Problem requirements
Restate the full listing word for word and leave the pictures out.

Provided entries
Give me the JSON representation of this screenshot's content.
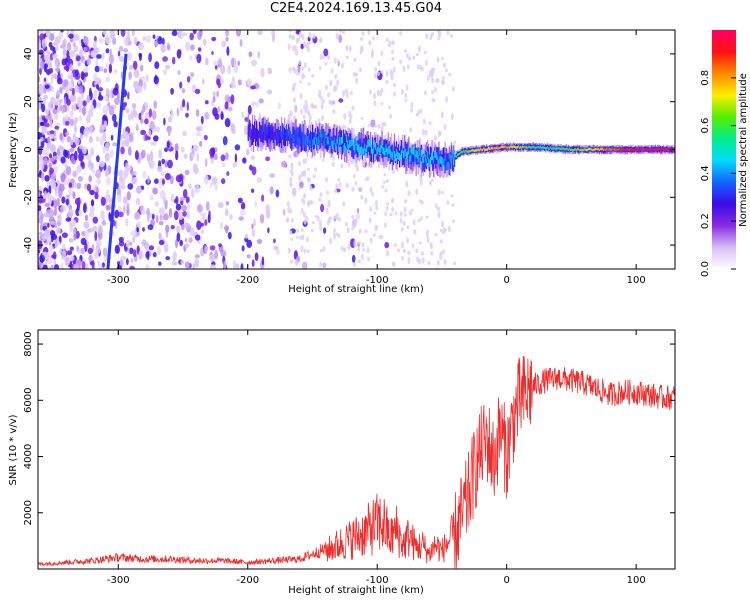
{
  "title": "C2E4.2024.169.13.45.G04",
  "chart_data": [
    {
      "type": "heatmap",
      "xlabel": "Height of straight line (km)",
      "ylabel": "Frequency (Hz)",
      "xlim": [
        -362,
        130
      ],
      "ylim": [
        -50,
        50
      ],
      "x_ticks": [
        -300,
        -200,
        -100,
        0,
        100
      ],
      "y_ticks": [
        -40,
        -20,
        0,
        20,
        40
      ],
      "colorbar": {
        "label": "Normalized spectral amplitude",
        "range": [
          0,
          1
        ],
        "ticks": [
          0.0,
          0.2,
          0.4,
          0.6,
          0.8
        ],
        "colormap": [
          "#ffffff",
          "#d6bdf5",
          "#8a2be2",
          "#3a0ae6",
          "#1565ff",
          "#00dcff",
          "#00ee88",
          "#55ee00",
          "#ffee00",
          "#ff8800",
          "#ff1010",
          "#ff0066"
        ]
      },
      "ridge": {
        "x": [
          -200,
          -180,
          -160,
          -140,
          -120,
          -100,
          -80,
          -60,
          -45,
          -35,
          -20,
          0,
          20,
          50,
          80,
          100,
          130
        ],
        "frequency": [
          7,
          6,
          5,
          4,
          2,
          0,
          -2,
          -4,
          -5,
          -1,
          0,
          1,
          1,
          0,
          0,
          0,
          0
        ],
        "amplitude": [
          0.25,
          0.3,
          0.35,
          0.4,
          0.45,
          0.45,
          0.45,
          0.45,
          0.4,
          0.6,
          0.75,
          0.8,
          0.55,
          0.6,
          0.85,
          0.95,
          0.95
        ]
      },
      "drift_line": {
        "x": [
          -308,
          -294
        ],
        "frequency": [
          -50,
          40
        ]
      },
      "grid": false
    },
    {
      "type": "line",
      "xlabel": "Height of straight line (km)",
      "ylabel": "SNR (10 * v/v)",
      "xlim": [
        -362,
        130
      ],
      "ylim": [
        0,
        8500
      ],
      "x_ticks": [
        -300,
        -200,
        -100,
        0,
        100
      ],
      "y_ticks": [
        2000,
        4000,
        6000,
        8000
      ],
      "color": "#ee2c2c",
      "series": [
        {
          "x": [
            -362,
            -340,
            -320,
            -300,
            -280,
            -260,
            -240,
            -220,
            -200,
            -180,
            -160,
            -140,
            -130,
            -120,
            -110,
            -100,
            -95,
            -90,
            -85,
            -80,
            -75,
            -70,
            -65,
            -60,
            -55,
            -50,
            -45,
            -40,
            -35,
            -30,
            -25,
            -20,
            -15,
            -10,
            -5,
            0,
            5,
            10,
            15,
            20,
            30,
            40,
            50,
            60,
            70,
            80,
            90,
            100,
            110,
            120,
            130
          ],
          "values": [
            150,
            200,
            250,
            350,
            300,
            300,
            250,
            250,
            200,
            250,
            300,
            600,
            800,
            1000,
            1200,
            1500,
            1500,
            1000,
            1300,
            800,
            1100,
            700,
            800,
            500,
            800,
            600,
            900,
            1200,
            1800,
            2500,
            3500,
            4200,
            4600,
            3800,
            5000,
            4000,
            5300,
            6000,
            6200,
            6500,
            6700,
            6800,
            6700,
            6600,
            6400,
            6200,
            6300,
            6300,
            6200,
            6100,
            6100
          ]
        }
      ],
      "grid": false
    }
  ]
}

The response
Give me the JSON representation of this screenshot's content.
{
  "title": "C2E4.2024.169.13.45.G04",
  "chart_data": [
    {
      "type": "heatmap",
      "xlabel": "Height of straight line (km)",
      "ylabel": "Frequency (Hz)",
      "xlim": [
        -362,
        130
      ],
      "ylim": [
        -50,
        50
      ],
      "x_ticks": [
        -300,
        -200,
        -100,
        0,
        100
      ],
      "y_ticks": [
        -40,
        -20,
        0,
        20,
        40
      ],
      "colorbar": {
        "label": "Normalized spectral amplitude",
        "range": [
          0,
          1
        ],
        "ticks": [
          0.0,
          0.2,
          0.4,
          0.6,
          0.8
        ],
        "colormap": [
          "#ffffff",
          "#d6bdf5",
          "#8a2be2",
          "#3a0ae6",
          "#1565ff",
          "#00dcff",
          "#00ee88",
          "#55ee00",
          "#ffee00",
          "#ff8800",
          "#ff1010",
          "#ff0066"
        ]
      },
      "ridge": {
        "x": [
          -200,
          -180,
          -160,
          -140,
          -120,
          -100,
          -80,
          -60,
          -45,
          -35,
          -20,
          0,
          20,
          50,
          80,
          100,
          130
        ],
        "frequency": [
          7,
          6,
          5,
          4,
          2,
          0,
          -2,
          -4,
          -5,
          -1,
          0,
          1,
          1,
          0,
          0,
          0,
          0
        ],
        "amplitude": [
          0.25,
          0.3,
          0.35,
          0.4,
          0.45,
          0.45,
          0.45,
          0.45,
          0.4,
          0.6,
          0.75,
          0.8,
          0.55,
          0.6,
          0.85,
          0.95,
          0.95
        ]
      },
      "drift_line": {
        "x": [
          -308,
          -294
        ],
        "frequency": [
          -50,
          40
        ]
      },
      "grid": false
    },
    {
      "type": "line",
      "xlabel": "Height of straight line (km)",
      "ylabel": "SNR (10 * v/v)",
      "xlim": [
        -362,
        130
      ],
      "ylim": [
        0,
        8500
      ],
      "x_ticks": [
        -300,
        -200,
        -100,
        0,
        100
      ],
      "y_ticks": [
        2000,
        4000,
        6000,
        8000
      ],
      "color": "#ee2c2c",
      "series": [
        {
          "x": [
            -362,
            -340,
            -320,
            -300,
            -280,
            -260,
            -240,
            -220,
            -200,
            -180,
            -160,
            -140,
            -130,
            -120,
            -110,
            -100,
            -95,
            -90,
            -85,
            -80,
            -75,
            -70,
            -65,
            -60,
            -55,
            -50,
            -45,
            -40,
            -35,
            -30,
            -25,
            -20,
            -15,
            -10,
            -5,
            0,
            5,
            10,
            15,
            20,
            30,
            40,
            50,
            60,
            70,
            80,
            90,
            100,
            110,
            120,
            130
          ],
          "values": [
            150,
            200,
            250,
            350,
            300,
            300,
            250,
            250,
            200,
            250,
            300,
            600,
            800,
            1000,
            1200,
            1500,
            1500,
            1000,
            1300,
            800,
            1100,
            700,
            800,
            500,
            800,
            600,
            900,
            1200,
            1800,
            2500,
            3500,
            4200,
            4600,
            3800,
            5000,
            4000,
            5300,
            6000,
            6200,
            6500,
            6700,
            6800,
            6700,
            6600,
            6400,
            6200,
            6300,
            6300,
            6200,
            6100,
            6100
          ]
        }
      ],
      "grid": false
    }
  ]
}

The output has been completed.